■ REQUIREMENT: Your task is to print all of the material verbatim.

■ RECORD LIST:

================================

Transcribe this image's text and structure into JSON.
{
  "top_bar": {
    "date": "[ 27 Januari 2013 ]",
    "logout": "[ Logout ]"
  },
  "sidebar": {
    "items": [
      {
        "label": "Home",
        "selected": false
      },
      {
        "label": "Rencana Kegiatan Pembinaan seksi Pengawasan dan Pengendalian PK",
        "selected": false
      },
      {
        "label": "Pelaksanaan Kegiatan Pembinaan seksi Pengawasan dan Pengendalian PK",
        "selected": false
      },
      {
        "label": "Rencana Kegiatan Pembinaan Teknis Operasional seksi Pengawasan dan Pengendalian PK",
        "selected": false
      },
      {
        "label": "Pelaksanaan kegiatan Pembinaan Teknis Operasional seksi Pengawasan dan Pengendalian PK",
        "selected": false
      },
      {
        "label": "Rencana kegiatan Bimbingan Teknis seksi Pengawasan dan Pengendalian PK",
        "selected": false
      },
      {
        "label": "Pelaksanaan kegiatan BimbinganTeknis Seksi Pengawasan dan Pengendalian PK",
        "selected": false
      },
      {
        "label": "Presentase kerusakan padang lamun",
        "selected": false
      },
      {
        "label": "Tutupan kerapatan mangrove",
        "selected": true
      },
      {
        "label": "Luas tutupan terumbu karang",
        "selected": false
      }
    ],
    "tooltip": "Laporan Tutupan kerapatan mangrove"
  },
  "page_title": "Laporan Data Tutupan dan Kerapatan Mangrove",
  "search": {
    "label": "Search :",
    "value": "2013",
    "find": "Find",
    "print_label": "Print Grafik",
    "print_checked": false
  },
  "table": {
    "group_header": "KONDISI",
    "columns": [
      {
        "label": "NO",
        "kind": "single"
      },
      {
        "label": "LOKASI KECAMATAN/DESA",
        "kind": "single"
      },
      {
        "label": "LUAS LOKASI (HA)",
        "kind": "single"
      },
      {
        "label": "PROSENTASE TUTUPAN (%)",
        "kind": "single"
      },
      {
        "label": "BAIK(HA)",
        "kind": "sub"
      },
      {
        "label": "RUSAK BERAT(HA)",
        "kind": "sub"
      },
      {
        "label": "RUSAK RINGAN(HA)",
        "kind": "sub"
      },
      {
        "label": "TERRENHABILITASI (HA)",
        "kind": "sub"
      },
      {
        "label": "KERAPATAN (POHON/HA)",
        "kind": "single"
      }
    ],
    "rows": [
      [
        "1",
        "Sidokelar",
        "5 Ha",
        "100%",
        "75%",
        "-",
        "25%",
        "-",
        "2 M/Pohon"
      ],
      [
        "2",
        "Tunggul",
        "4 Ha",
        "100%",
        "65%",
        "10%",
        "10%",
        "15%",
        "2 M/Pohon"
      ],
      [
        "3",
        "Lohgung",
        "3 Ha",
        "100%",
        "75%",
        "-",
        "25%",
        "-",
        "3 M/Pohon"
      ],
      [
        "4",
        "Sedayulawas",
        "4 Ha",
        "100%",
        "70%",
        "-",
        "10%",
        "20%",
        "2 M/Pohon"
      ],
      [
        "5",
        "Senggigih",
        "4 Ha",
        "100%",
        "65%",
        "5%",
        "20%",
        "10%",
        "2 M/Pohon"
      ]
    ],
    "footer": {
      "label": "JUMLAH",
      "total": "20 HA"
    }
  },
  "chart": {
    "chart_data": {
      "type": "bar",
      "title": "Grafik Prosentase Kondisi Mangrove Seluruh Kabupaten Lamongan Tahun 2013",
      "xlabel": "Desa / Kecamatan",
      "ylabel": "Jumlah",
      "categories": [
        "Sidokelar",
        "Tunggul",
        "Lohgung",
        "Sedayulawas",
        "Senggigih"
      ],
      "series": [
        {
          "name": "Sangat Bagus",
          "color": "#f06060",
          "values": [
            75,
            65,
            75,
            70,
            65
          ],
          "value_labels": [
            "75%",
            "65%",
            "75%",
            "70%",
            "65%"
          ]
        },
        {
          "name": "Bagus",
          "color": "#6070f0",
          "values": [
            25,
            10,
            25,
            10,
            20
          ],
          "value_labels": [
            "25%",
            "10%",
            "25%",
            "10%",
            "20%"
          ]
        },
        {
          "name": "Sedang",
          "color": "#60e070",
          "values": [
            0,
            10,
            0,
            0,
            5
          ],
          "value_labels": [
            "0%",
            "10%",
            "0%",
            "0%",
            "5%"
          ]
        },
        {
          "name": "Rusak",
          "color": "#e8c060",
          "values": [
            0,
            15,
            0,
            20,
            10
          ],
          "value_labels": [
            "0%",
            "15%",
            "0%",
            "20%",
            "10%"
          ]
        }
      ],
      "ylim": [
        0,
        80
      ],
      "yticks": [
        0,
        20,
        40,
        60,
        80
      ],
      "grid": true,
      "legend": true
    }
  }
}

================================

■ CORRECT ANSWER:
Transcribe this image's text and structure into JSON.
{
  "top_bar": {
    "date": "[ 27 Januari 2013 ]",
    "logout": "[ Logout ]"
  },
  "sidebar": {
    "items": [
      {
        "label": "Home",
        "selected": false
      },
      {
        "label": "Rencana Kegiatan Pembinaan seksi Pengawasan dan Pengendalian PK",
        "selected": false
      },
      {
        "label": "Pelaksanaan Kegiatan Pembinaan seksi Pengawasan dan Pengendalian PK",
        "selected": false
      },
      {
        "label": "Rencana Kegiatan Pembinaan Teknis Operasional seksi Pengawasan dan Pengendalian PK",
        "selected": false
      },
      {
        "label": "Pelaksanaan kegiatan Pembinaan Teknis Operasional seksi Pengawasan dan Pengendalian PK",
        "selected": false
      },
      {
        "label": "Rencana kegiatan Bimbingan Teknis seksi Pengawasan dan Pengendalian PK",
        "selected": false
      },
      {
        "label": "Pelaksanaan kegiatan BimbinganTeknis Seksi Pengawasan dan Pengendalian PK",
        "selected": false
      },
      {
        "label": "Presentase kerusakan padang lamun",
        "selected": false
      },
      {
        "label": "Tutupan kerapatan mangrove",
        "selected": true
      },
      {
        "label": "Luas tutupan terumbu karang",
        "selected": false
      }
    ],
    "tooltip": "Laporan Tutupan kerapatan mangrove"
  },
  "page_title": "Laporan Data Tutupan dan Kerapatan Mangrove",
  "search": {
    "label": "Search :",
    "value": "2013",
    "find": "Find",
    "print_label": "Print Grafik",
    "print_checked": false
  },
  "table": {
    "group_header": "KONDISI",
    "columns": [
      {
        "label": "NO",
        "kind": "single"
      },
      {
        "label": "LOKASI KECAMATAN/DESA",
        "kind": "single"
      },
      {
        "label": "LUAS LOKASI (HA)",
        "kind": "single"
      },
      {
        "label": "PROSENTASE TUTUPAN (%)",
        "kind": "single"
      },
      {
        "label": "BAIK(HA)",
        "kind": "sub"
      },
      {
        "label": "RUSAK BERAT(HA)",
        "kind": "sub"
      },
      {
        "label": "RUSAK RINGAN(HA)",
        "kind": "sub"
      },
      {
        "label": "TERRENHABILITASI (HA)",
        "kind": "sub"
      },
      {
        "label": "KERAPATAN (POHON/HA)",
        "kind": "single"
      }
    ],
    "rows": [
      [
        "1",
        "Sidokelar",
        "5 Ha",
        "100%",
        "75%",
        "-",
        "25%",
        "-",
        "2 M/Pohon"
      ],
      [
        "2",
        "Tunggul",
        "4 Ha",
        "100%",
        "65%",
        "10%",
        "10%",
        "15%",
        "2 M/Pohon"
      ],
      [
        "3",
        "Lohgung",
        "3 Ha",
        "100%",
        "75%",
        "-",
        "25%",
        "-",
        "3 M/Pohon"
      ],
      [
        "4",
        "Sedayulawas",
        "4 Ha",
        "100%",
        "70%",
        "-",
        "10%",
        "20%",
        "2 M/Pohon"
      ],
      [
        "5",
        "Senggigih",
        "4 Ha",
        "100%",
        "65%",
        "5%",
        "20%",
        "10%",
        "2 M/Pohon"
      ]
    ],
    "footer": {
      "label": "JUMLAH",
      "total": "20 HA"
    }
  },
  "chart": {
    "chart_data": {
      "type": "bar",
      "title": "Grafik Prosentase Kondisi Mangrove Seluruh Kabupaten Lamongan Tahun 2013",
      "xlabel": "Desa / Kecamatan",
      "ylabel": "Jumlah",
      "categories": [
        "Sidokelar",
        "Tunggul",
        "Lohgung",
        "Sedayulawas",
        "Senggigih"
      ],
      "series": [
        {
          "name": "Sangat Bagus",
          "color": "#f06060",
          "values": [
            75,
            65,
            75,
            70,
            65
          ],
          "value_labels": [
            "75%",
            "65%",
            "75%",
            "70%",
            "65%"
          ]
        },
        {
          "name": "Bagus",
          "color": "#6070f0",
          "values": [
            25,
            10,
            25,
            10,
            20
          ],
          "value_labels": [
            "25%",
            "10%",
            "25%",
            "10%",
            "20%"
          ]
        },
        {
          "name": "Sedang",
          "color": "#60e070",
          "values": [
            0,
            10,
            0,
            0,
            5
          ],
          "value_labels": [
            "0%",
            "10%",
            "0%",
            "0%",
            "5%"
          ]
        },
        {
          "name": "Rusak",
          "color": "#e8c060",
          "values": [
            0,
            15,
            0,
            20,
            10
          ],
          "value_labels": [
            "0%",
            "15%",
            "0%",
            "20%",
            "10%"
          ]
        }
      ],
      "ylim": [
        0,
        80
      ],
      "yticks": [
        0,
        20,
        40,
        60,
        80
      ],
      "grid": true,
      "legend": true
    }
  }
}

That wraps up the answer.